▶ _The request_:
Pull out every line with the word "text".

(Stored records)
--

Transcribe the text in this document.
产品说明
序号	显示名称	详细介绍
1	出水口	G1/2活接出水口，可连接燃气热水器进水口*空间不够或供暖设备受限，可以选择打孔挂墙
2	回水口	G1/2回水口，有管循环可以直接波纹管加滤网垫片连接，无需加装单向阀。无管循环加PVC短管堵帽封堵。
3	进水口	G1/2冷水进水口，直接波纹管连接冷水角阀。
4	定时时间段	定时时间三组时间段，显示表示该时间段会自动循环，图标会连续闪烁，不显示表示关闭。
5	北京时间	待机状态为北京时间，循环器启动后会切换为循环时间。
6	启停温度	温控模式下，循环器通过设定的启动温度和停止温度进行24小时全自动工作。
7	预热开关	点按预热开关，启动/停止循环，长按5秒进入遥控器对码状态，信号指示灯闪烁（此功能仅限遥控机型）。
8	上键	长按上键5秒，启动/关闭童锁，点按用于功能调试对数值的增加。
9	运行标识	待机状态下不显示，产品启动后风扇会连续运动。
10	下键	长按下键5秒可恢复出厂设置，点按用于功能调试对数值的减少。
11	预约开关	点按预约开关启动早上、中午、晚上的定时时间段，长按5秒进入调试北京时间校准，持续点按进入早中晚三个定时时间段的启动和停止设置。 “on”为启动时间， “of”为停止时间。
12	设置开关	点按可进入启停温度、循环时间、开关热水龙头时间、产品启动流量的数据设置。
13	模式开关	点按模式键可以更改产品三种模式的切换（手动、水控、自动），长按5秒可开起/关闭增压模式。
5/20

--

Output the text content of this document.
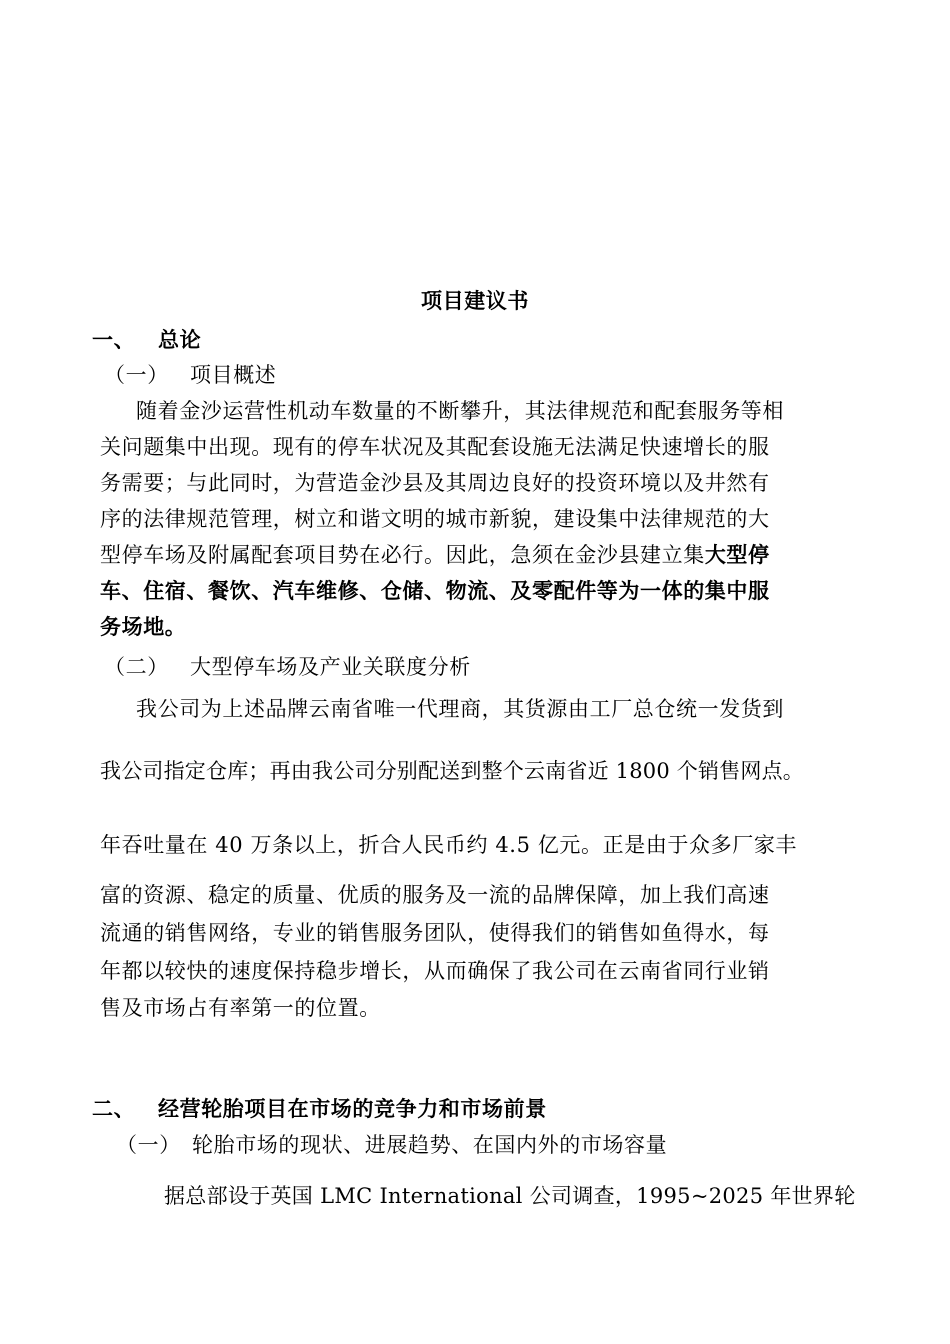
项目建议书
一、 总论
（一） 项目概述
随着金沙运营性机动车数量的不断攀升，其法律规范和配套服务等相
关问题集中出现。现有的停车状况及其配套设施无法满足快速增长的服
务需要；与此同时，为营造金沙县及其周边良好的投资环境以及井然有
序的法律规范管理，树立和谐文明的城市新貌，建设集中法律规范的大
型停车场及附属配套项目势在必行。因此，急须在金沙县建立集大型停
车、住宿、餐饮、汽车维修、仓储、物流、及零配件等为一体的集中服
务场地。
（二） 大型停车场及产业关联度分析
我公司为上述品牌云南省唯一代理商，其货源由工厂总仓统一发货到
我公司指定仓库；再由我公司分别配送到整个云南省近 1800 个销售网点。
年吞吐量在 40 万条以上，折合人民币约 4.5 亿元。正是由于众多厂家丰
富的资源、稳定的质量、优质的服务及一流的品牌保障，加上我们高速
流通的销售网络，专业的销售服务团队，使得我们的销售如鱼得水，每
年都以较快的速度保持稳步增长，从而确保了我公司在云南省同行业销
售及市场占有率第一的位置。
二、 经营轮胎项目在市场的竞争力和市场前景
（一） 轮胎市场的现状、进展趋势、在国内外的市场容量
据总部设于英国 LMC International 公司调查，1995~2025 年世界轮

--

▶ _Reply to the task_:
Transcribe the text in this document.
Output the text content of this document.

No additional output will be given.